Start of Data records
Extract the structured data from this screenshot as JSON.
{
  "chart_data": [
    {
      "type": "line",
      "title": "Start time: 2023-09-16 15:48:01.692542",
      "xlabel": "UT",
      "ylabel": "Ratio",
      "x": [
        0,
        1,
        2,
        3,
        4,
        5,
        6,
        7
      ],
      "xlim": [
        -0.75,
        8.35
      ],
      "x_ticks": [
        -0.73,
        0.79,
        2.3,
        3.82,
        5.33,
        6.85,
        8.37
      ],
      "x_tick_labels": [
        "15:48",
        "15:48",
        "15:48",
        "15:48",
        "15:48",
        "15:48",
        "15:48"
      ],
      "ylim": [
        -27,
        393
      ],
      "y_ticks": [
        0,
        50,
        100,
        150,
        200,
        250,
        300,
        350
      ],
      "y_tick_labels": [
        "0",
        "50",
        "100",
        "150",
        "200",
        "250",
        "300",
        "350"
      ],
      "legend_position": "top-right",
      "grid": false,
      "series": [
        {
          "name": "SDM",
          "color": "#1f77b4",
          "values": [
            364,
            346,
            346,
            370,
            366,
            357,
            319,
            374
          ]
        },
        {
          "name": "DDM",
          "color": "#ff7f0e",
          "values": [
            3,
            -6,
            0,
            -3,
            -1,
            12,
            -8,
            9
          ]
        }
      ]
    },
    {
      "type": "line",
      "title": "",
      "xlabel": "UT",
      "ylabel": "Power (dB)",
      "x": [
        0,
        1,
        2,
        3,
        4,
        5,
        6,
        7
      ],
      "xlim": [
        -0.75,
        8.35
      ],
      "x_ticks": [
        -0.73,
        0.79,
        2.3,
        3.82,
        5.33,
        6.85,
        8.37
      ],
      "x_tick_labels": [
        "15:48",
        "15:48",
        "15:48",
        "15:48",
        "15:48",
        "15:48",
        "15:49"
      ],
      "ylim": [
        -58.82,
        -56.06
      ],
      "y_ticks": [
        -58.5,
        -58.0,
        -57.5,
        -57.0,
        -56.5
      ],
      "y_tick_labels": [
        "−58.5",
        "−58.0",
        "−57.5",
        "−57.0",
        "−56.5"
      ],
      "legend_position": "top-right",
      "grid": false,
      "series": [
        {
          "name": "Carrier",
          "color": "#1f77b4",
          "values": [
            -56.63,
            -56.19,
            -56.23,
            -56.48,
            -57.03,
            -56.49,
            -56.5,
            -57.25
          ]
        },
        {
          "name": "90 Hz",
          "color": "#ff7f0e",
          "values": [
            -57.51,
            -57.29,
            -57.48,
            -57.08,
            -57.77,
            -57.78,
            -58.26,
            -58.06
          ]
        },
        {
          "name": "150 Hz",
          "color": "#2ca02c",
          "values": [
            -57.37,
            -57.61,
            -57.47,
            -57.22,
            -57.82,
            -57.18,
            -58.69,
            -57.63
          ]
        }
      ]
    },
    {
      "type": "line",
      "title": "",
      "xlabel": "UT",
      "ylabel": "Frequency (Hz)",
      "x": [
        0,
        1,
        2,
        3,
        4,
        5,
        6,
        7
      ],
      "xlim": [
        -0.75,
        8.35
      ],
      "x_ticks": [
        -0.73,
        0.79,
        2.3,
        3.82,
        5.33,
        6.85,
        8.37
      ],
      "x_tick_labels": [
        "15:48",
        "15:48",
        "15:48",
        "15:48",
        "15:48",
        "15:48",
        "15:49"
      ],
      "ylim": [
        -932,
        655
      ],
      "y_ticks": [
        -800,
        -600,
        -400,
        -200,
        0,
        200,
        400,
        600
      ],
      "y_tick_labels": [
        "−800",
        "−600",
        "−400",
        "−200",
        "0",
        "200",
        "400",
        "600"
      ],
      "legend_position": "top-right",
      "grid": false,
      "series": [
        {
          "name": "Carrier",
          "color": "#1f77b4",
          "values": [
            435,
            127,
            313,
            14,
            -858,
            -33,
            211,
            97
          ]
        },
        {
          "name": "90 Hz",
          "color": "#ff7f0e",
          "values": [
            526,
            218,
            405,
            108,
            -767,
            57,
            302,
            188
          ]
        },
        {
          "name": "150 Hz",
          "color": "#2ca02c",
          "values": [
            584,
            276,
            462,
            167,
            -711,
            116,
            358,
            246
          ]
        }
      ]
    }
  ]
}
End of Data records
The exercise >> Print the records above exactly as they appear.

Output of the exercise >>
Extract the structured data from this screenshot as JSON.
{
  "chart_data": [
    {
      "type": "line",
      "title": "Start time: 2023-09-16 15:48:01.692542",
      "xlabel": "UT",
      "ylabel": "Ratio",
      "x": [
        0,
        1,
        2,
        3,
        4,
        5,
        6,
        7
      ],
      "xlim": [
        -0.75,
        8.35
      ],
      "x_ticks": [
        -0.73,
        0.79,
        2.3,
        3.82,
        5.33,
        6.85,
        8.37
      ],
      "x_tick_labels": [
        "15:48",
        "15:48",
        "15:48",
        "15:48",
        "15:48",
        "15:48",
        "15:48"
      ],
      "ylim": [
        -27,
        393
      ],
      "y_ticks": [
        0,
        50,
        100,
        150,
        200,
        250,
        300,
        350
      ],
      "y_tick_labels": [
        "0",
        "50",
        "100",
        "150",
        "200",
        "250",
        "300",
        "350"
      ],
      "legend_position": "top-right",
      "grid": false,
      "series": [
        {
          "name": "SDM",
          "color": "#1f77b4",
          "values": [
            364,
            346,
            346,
            370,
            366,
            357,
            319,
            374
          ]
        },
        {
          "name": "DDM",
          "color": "#ff7f0e",
          "values": [
            3,
            -6,
            0,
            -3,
            -1,
            12,
            -8,
            9
          ]
        }
      ]
    },
    {
      "type": "line",
      "title": "",
      "xlabel": "UT",
      "ylabel": "Power (dB)",
      "x": [
        0,
        1,
        2,
        3,
        4,
        5,
        6,
        7
      ],
      "xlim": [
        -0.75,
        8.35
      ],
      "x_ticks": [
        -0.73,
        0.79,
        2.3,
        3.82,
        5.33,
        6.85,
        8.37
      ],
      "x_tick_labels": [
        "15:48",
        "15:48",
        "15:48",
        "15:48",
        "15:48",
        "15:48",
        "15:49"
      ],
      "ylim": [
        -58.82,
        -56.06
      ],
      "y_ticks": [
        -58.5,
        -58.0,
        -57.5,
        -57.0,
        -56.5
      ],
      "y_tick_labels": [
        "−58.5",
        "−58.0",
        "−57.5",
        "−57.0",
        "−56.5"
      ],
      "legend_position": "top-right",
      "grid": false,
      "series": [
        {
          "name": "Carrier",
          "color": "#1f77b4",
          "values": [
            -56.63,
            -56.19,
            -56.23,
            -56.48,
            -57.03,
            -56.49,
            -56.5,
            -57.25
          ]
        },
        {
          "name": "90 Hz",
          "color": "#ff7f0e",
          "values": [
            -57.51,
            -57.29,
            -57.48,
            -57.08,
            -57.77,
            -57.78,
            -58.26,
            -58.06
          ]
        },
        {
          "name": "150 Hz",
          "color": "#2ca02c",
          "values": [
            -57.37,
            -57.61,
            -57.47,
            -57.22,
            -57.82,
            -57.18,
            -58.69,
            -57.63
          ]
        }
      ]
    },
    {
      "type": "line",
      "title": "",
      "xlabel": "UT",
      "ylabel": "Frequency (Hz)",
      "x": [
        0,
        1,
        2,
        3,
        4,
        5,
        6,
        7
      ],
      "xlim": [
        -0.75,
        8.35
      ],
      "x_ticks": [
        -0.73,
        0.79,
        2.3,
        3.82,
        5.33,
        6.85,
        8.37
      ],
      "x_tick_labels": [
        "15:48",
        "15:48",
        "15:48",
        "15:48",
        "15:48",
        "15:48",
        "15:49"
      ],
      "ylim": [
        -932,
        655
      ],
      "y_ticks": [
        -800,
        -600,
        -400,
        -200,
        0,
        200,
        400,
        600
      ],
      "y_tick_labels": [
        "−800",
        "−600",
        "−400",
        "−200",
        "0",
        "200",
        "400",
        "600"
      ],
      "legend_position": "top-right",
      "grid": false,
      "series": [
        {
          "name": "Carrier",
          "color": "#1f77b4",
          "values": [
            435,
            127,
            313,
            14,
            -858,
            -33,
            211,
            97
          ]
        },
        {
          "name": "90 Hz",
          "color": "#ff7f0e",
          "values": [
            526,
            218,
            405,
            108,
            -767,
            57,
            302,
            188
          ]
        },
        {
          "name": "150 Hz",
          "color": "#2ca02c",
          "values": [
            584,
            276,
            462,
            167,
            -711,
            116,
            358,
            246
          ]
        }
      ]
    }
  ]
}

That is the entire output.